STORED RECORDS →
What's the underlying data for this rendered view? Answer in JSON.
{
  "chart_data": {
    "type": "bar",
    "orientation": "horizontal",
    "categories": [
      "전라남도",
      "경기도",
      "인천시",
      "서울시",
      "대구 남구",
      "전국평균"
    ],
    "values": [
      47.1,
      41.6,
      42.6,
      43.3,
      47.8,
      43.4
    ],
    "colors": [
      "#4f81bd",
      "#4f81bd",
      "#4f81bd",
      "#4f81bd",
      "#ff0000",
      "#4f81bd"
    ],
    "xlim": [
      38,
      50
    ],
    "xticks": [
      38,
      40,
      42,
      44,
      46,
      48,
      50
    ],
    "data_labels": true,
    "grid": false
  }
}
--
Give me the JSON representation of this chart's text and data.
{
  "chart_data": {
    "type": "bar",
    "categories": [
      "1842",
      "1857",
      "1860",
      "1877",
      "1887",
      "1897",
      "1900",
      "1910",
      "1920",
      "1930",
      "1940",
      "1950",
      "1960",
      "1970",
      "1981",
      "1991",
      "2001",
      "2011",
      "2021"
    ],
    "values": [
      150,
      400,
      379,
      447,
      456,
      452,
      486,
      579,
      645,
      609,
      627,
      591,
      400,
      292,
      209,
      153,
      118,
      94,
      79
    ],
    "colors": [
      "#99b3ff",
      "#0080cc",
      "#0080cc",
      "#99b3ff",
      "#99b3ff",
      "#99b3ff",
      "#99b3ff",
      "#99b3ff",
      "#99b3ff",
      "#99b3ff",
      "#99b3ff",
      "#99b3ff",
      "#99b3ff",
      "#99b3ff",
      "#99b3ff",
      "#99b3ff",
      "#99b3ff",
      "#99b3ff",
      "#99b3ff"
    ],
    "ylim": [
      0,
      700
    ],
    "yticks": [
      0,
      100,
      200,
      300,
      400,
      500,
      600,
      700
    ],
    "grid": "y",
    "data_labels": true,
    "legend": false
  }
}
* * *
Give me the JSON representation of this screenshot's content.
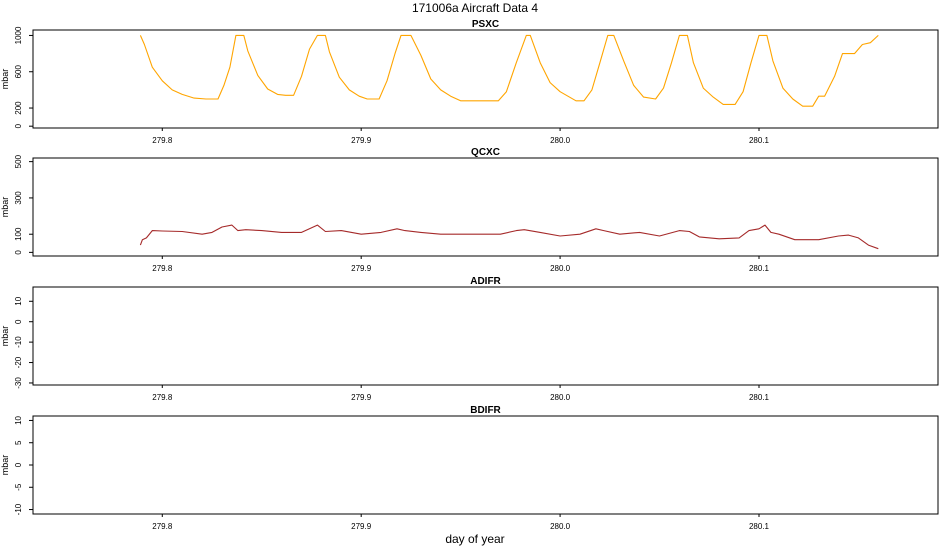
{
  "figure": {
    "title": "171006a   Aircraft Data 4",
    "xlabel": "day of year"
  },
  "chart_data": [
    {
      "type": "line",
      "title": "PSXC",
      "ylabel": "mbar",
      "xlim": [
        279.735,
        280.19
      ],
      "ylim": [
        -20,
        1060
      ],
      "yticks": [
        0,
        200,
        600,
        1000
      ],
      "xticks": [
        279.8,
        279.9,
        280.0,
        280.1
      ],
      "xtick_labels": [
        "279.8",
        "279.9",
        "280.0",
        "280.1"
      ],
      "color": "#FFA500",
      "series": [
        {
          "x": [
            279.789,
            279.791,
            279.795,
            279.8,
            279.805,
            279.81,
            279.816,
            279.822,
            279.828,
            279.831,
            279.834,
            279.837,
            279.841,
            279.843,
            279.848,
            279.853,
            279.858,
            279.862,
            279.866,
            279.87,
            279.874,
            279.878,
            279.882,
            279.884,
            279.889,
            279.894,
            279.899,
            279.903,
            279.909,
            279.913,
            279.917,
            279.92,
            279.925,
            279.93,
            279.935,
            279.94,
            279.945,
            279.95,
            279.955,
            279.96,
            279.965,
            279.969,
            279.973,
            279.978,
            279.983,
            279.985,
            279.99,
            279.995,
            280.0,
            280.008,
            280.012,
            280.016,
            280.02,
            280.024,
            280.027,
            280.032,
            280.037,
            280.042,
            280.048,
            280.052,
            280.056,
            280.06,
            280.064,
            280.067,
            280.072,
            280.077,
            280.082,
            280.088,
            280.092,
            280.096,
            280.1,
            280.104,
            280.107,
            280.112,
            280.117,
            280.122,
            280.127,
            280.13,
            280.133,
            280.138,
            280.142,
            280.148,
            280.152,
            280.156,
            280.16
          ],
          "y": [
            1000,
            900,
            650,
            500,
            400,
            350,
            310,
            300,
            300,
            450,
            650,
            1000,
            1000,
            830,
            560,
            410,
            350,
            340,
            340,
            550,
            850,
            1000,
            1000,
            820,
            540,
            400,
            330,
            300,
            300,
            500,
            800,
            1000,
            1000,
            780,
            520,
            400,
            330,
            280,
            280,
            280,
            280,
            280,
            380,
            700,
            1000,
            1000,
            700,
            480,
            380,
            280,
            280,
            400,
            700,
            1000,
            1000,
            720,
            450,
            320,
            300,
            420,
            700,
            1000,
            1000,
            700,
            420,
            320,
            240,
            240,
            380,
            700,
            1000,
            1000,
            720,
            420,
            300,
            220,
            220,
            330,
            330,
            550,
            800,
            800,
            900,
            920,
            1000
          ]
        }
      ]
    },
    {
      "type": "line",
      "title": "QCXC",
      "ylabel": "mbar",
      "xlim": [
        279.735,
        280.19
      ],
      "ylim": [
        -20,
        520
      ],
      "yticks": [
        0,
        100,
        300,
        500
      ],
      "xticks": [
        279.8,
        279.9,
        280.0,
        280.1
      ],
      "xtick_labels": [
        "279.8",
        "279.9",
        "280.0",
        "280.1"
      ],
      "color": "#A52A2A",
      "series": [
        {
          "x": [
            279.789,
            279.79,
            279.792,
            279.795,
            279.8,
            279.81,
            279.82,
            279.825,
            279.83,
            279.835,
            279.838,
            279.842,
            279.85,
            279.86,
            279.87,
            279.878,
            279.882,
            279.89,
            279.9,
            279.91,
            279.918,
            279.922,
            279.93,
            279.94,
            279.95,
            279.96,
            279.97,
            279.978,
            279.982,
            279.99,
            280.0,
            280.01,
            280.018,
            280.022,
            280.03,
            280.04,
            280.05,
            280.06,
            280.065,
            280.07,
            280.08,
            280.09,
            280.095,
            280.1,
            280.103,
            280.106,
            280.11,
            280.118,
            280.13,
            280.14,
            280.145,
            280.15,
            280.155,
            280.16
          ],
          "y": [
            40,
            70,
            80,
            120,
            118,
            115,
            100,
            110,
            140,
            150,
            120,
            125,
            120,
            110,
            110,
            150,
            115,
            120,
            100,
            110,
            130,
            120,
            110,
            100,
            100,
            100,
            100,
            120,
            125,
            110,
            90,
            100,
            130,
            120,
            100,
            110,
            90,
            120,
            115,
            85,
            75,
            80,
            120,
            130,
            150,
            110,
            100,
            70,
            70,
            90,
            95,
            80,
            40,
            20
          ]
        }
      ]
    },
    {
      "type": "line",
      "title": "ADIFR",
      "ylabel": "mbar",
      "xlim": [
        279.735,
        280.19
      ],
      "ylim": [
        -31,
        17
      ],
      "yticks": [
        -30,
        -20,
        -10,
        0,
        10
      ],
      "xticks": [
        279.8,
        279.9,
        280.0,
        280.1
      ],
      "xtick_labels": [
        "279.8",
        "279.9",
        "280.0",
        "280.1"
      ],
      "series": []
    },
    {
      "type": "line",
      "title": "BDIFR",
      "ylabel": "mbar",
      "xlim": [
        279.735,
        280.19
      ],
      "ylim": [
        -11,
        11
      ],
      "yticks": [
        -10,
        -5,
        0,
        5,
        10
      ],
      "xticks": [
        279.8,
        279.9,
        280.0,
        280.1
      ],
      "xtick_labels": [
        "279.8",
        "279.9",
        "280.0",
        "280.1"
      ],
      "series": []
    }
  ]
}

PROBLEM → Using the entries above, return each line that includes the word "JSON".

RESULT →
What's the underlying data for this rendered view? Answer in JSON.
Give me the JSON representation of this chart's text and data.
Give me the JSON representation of this screenshot's content.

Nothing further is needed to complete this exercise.